Rewrite the post on getting a PCMCIA modem online from "APN: pinternet.interkom.de" to "SP2 & Ubuntu 8.10.", replacing "USB devices" with "USB sticks".

_SOURCE DOCUMENT_.
= = = =

Now let me see how it performs with Ubuntu 8.10…read somewhere that it is natively supported there. Which means: plug & play!

[UPDATE]

It just took me 2 minutes to get this thing online via Ubuntu 8.10 – out-of-the-box, that is. Plugged it in, chose the new network management tool, selected mobile broadband and entered the following data for Fonic:

APN: pinternet.interkom.de
primary DNS: 195.182.96.28
secondary DNS: 195.182.96.61

Compared to all the stress I used to have with such toys back in the days, this setup just works.

Verdict: if you own a mobile device with a PCMCIA II slot and want to get online, don’t spend a lot of money on USB devices if you can also have it this way. Works with WinXP SP2 & Ubuntu 8.10.

6 comments » Write a comment

  1. do you use this anymore? i’m looking for a solution for a pcmcia card that can work with safaricom as a 3G modem…but can’t seem t find a shop in nairobi with pcmcia card…

    the pcmcia cards that you have featured here are abit big coz of the bulging out…are there smaller cards out there that can give me the functionality that i seek…

    oh, and i apologise for the dual posts, i had been directed to another of your posts and i ask almost the same question there, then i found this post that was talking about exactly what i wanted to know…i hope you don’t mind…

    any assistance would be greatly appreciated…i will be forever thankful…

  2. Hi KM, this depends on where you are. Like I bought mine via eBay in Europe. Sijui where to buy them in Nairobi.

    However, even though it seem nice to have such a PCMCIA solution that doesn’t stick out from the case (as much as an external usb stick), I would recommend using one of those USB modems instead. You could still open the computer and solder it directly next to the usb port if it really has to be inside, but, again, I think these USB modems are the best solution. See reasoning here: https://kikuyumoja.com/2009/09/01/3x-3g-modems/

    Also, PCMCIA = pulls more energy than the USB version of the modem.

= = = =

_PROVIDED RECORDS_.

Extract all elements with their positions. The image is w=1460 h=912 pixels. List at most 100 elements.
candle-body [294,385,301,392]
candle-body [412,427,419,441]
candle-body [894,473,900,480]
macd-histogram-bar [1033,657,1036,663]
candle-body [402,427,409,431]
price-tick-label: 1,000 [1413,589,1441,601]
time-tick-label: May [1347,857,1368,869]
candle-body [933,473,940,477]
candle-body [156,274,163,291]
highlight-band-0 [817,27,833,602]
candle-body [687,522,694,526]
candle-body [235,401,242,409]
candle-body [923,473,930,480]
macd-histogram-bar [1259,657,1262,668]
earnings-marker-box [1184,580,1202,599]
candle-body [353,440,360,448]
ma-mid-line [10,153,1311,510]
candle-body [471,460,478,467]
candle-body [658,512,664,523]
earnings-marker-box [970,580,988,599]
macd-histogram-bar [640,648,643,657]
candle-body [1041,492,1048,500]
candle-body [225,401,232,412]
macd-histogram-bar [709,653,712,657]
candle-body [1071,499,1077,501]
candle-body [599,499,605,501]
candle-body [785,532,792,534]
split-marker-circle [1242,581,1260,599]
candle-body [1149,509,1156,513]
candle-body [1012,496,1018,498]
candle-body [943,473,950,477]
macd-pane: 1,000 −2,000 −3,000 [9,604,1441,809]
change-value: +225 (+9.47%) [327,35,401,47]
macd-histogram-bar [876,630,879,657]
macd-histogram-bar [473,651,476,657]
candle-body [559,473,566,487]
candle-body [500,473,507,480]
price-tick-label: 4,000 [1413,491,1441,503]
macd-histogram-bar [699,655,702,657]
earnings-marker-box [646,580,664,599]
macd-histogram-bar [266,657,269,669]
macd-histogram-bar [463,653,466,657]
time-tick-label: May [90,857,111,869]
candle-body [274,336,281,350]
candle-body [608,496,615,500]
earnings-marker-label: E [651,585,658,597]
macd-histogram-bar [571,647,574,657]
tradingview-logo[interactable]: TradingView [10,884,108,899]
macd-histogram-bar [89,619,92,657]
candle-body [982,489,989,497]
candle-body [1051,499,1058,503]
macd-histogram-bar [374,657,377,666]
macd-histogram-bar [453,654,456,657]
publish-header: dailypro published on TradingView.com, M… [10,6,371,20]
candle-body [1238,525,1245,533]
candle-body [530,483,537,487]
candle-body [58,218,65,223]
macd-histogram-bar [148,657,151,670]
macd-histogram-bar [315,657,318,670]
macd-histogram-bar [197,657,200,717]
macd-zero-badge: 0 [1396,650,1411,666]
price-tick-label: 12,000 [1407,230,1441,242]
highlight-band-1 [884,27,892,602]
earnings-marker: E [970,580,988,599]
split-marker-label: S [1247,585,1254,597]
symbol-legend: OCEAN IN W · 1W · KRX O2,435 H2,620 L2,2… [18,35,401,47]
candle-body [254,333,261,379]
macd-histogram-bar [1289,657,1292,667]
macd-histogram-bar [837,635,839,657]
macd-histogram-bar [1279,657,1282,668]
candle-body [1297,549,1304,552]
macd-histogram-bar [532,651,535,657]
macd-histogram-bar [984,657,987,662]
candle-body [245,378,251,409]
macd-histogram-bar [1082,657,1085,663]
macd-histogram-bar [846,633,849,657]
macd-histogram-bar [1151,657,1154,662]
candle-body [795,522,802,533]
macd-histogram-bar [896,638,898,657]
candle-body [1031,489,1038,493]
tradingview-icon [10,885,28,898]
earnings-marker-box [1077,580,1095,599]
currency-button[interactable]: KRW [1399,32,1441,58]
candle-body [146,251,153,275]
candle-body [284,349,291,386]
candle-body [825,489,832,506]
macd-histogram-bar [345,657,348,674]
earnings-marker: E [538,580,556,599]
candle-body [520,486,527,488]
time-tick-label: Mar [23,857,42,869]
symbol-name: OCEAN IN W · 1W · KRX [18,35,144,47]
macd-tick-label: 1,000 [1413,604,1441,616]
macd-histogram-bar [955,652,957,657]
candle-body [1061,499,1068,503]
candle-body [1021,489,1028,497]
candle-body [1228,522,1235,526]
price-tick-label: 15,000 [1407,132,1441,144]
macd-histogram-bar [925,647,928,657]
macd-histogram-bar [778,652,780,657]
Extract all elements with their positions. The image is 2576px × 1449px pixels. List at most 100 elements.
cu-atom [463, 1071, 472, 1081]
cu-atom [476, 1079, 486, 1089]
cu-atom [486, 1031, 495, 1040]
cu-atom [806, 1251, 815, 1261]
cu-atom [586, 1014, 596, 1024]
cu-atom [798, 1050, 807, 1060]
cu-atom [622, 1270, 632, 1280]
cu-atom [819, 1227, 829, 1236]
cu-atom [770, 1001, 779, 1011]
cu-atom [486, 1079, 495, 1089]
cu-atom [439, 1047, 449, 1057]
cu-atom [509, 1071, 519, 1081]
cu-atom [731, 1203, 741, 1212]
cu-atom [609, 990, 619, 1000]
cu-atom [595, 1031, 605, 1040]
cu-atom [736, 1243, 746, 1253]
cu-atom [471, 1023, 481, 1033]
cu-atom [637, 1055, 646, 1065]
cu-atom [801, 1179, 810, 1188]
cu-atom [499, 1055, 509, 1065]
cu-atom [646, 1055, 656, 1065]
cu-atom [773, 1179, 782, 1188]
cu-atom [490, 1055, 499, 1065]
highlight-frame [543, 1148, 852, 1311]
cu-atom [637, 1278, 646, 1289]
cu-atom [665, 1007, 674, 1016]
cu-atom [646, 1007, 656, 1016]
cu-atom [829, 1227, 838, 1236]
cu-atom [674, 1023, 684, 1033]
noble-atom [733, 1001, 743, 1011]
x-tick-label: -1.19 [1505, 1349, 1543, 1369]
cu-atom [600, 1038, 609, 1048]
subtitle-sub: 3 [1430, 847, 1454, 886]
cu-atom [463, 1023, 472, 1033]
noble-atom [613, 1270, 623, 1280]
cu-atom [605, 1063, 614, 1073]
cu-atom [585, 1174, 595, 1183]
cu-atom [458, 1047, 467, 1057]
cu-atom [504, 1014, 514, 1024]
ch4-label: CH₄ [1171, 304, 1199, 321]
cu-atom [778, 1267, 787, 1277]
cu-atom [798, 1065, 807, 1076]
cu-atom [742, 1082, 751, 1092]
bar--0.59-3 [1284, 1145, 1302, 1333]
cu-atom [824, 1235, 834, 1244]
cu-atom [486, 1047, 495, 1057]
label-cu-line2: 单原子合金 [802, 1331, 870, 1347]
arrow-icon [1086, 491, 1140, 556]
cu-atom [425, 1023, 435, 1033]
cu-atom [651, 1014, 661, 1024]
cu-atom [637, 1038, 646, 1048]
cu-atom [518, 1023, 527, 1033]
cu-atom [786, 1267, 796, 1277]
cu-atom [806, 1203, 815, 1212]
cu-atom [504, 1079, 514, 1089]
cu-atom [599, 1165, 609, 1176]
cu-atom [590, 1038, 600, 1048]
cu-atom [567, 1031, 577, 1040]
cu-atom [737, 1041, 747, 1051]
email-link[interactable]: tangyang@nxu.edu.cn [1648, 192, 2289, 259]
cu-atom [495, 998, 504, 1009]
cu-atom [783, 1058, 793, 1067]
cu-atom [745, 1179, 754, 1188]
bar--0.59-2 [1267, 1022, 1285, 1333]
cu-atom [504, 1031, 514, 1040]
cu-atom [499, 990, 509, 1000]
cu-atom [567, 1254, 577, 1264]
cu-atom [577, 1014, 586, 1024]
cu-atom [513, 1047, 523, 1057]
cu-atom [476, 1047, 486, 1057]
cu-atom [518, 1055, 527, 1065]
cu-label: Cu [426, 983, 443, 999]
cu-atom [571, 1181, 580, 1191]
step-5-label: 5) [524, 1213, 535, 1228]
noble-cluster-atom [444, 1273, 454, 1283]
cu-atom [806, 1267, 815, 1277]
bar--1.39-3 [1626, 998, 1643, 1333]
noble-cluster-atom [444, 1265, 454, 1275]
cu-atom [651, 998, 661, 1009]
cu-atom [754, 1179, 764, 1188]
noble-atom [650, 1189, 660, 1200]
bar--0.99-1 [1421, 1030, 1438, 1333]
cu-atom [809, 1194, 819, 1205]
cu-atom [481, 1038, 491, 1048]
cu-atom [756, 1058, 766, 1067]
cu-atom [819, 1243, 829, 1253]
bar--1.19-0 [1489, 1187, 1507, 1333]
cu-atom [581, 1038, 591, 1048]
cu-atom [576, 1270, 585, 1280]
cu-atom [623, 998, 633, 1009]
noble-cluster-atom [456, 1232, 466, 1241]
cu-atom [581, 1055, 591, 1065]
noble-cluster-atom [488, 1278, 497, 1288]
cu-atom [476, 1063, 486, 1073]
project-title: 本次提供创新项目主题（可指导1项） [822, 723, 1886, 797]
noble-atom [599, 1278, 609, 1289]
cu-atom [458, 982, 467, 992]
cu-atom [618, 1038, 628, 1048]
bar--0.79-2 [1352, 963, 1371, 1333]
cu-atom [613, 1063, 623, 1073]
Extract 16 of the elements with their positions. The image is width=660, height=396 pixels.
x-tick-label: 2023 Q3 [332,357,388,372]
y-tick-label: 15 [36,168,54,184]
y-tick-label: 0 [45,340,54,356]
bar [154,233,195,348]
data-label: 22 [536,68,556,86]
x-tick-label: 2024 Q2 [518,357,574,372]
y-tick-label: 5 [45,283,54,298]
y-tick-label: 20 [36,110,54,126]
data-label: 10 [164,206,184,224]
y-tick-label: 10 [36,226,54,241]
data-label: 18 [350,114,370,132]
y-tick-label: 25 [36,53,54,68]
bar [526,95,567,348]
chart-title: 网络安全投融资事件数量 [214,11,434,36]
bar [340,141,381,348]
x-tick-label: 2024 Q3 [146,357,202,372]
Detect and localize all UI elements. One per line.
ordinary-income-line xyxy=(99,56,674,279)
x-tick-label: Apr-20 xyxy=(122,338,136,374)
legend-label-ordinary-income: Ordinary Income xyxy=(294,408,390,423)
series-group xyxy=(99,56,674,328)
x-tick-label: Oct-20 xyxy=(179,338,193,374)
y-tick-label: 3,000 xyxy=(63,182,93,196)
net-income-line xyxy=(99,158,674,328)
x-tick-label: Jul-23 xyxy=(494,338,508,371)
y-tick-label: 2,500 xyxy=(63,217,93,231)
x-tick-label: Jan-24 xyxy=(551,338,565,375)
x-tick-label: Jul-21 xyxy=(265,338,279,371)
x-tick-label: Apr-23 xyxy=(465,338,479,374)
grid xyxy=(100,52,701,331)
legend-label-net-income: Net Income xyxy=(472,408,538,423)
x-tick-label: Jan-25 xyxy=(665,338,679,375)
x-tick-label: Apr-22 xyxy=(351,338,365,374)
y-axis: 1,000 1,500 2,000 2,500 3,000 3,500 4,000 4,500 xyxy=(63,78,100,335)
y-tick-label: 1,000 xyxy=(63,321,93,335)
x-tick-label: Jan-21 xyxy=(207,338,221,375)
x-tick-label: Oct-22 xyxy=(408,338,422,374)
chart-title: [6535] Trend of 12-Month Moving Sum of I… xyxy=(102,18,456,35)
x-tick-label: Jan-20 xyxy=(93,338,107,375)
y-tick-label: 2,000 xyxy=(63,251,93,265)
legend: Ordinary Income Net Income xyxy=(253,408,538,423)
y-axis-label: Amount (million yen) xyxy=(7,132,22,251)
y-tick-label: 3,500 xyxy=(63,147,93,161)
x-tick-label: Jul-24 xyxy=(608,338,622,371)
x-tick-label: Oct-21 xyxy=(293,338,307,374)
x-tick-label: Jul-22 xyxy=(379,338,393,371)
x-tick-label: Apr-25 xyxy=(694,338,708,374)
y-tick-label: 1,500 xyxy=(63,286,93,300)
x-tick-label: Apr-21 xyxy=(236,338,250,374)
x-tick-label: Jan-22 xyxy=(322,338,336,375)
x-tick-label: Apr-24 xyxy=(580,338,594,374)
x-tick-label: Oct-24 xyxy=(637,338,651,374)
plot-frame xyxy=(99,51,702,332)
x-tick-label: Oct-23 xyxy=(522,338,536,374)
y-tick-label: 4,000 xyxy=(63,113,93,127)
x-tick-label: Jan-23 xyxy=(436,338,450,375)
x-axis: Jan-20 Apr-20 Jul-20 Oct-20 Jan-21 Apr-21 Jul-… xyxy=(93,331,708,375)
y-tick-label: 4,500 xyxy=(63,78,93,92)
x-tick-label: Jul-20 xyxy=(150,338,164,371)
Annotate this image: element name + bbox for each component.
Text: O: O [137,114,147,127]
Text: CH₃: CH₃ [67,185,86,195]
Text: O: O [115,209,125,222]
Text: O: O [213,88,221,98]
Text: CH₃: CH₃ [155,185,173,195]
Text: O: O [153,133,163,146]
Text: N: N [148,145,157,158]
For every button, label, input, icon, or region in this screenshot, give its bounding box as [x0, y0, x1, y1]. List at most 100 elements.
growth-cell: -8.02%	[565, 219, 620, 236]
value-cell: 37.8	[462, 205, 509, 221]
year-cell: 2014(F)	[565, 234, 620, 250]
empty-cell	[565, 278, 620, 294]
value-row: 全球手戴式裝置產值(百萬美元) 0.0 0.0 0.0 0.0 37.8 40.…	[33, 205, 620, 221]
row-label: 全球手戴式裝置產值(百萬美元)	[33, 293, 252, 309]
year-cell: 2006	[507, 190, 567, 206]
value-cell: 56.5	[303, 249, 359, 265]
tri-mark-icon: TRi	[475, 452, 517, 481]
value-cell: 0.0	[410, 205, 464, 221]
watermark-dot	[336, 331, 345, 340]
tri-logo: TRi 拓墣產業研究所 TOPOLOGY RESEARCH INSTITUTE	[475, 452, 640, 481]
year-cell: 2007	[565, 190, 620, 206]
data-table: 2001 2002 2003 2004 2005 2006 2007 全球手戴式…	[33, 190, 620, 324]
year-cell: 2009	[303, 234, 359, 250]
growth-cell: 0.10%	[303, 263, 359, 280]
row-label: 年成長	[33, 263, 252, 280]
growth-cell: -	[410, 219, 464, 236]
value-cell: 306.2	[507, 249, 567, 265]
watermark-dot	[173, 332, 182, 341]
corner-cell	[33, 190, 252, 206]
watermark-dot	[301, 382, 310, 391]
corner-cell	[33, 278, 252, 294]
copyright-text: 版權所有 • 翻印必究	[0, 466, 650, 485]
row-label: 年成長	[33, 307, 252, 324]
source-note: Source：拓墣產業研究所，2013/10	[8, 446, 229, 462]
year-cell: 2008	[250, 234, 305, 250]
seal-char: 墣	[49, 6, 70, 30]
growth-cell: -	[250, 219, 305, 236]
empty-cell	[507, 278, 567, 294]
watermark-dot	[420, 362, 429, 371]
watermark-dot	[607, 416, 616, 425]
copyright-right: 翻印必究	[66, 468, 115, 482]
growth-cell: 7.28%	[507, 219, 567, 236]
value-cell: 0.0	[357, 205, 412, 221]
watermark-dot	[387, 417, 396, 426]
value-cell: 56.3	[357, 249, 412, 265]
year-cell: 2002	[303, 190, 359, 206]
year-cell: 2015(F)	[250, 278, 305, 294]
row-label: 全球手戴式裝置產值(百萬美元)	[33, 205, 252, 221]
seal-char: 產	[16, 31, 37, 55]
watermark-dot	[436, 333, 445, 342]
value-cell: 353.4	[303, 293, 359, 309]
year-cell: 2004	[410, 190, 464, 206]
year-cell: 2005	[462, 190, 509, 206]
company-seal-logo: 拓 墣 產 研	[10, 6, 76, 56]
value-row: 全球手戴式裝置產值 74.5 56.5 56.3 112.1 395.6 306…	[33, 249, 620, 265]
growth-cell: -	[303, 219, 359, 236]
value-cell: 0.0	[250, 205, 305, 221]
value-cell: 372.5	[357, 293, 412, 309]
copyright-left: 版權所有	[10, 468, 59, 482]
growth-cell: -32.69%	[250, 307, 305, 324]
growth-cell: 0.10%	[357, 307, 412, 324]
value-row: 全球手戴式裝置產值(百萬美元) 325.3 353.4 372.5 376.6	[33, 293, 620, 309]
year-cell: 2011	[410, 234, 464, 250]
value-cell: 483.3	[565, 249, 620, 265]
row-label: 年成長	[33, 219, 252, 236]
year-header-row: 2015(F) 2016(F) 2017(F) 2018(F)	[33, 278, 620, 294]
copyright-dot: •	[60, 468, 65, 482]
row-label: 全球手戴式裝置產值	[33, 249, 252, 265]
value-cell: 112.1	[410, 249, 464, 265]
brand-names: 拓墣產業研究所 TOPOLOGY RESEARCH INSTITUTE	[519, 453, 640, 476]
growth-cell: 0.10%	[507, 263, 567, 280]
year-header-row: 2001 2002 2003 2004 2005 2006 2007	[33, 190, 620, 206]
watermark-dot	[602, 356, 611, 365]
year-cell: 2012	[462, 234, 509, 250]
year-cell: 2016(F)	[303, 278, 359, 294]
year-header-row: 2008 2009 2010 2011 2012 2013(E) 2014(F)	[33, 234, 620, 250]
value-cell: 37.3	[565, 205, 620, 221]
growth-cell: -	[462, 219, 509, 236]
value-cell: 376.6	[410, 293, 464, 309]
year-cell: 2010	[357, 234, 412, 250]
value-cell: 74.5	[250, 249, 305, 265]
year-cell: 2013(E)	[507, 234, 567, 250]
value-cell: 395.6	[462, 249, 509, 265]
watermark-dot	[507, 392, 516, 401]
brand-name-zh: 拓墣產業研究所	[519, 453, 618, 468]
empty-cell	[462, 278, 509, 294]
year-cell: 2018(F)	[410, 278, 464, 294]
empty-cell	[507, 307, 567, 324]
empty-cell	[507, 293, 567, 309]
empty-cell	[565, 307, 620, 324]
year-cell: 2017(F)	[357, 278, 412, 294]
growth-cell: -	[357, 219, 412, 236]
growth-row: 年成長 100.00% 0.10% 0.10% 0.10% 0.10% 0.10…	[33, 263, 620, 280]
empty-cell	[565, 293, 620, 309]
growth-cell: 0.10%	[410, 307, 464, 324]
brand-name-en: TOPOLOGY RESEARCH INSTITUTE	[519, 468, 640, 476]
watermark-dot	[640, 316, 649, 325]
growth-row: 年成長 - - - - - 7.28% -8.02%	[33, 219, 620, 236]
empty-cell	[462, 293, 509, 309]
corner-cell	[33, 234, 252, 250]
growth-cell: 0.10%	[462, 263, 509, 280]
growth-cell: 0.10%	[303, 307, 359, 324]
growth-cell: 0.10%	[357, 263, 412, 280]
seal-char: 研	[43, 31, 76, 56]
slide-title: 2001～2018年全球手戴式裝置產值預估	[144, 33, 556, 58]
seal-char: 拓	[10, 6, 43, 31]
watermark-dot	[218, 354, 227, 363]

= = = =

_TASK RESPONSE_.
APN: pinternet.interkom.de
primary DNS: 195.182.96.28
secondary DNS: 195.182.96.61

Compared to all the stress I used to have with such toys back in the days, this setup just works.

Verdict: if you own a mobile device with a PCMCIA II slot and want to get online, don’t spend a lot of money on USB sticks if you can also have it this way. Works with WinXP SP2 & Ubuntu 8.10.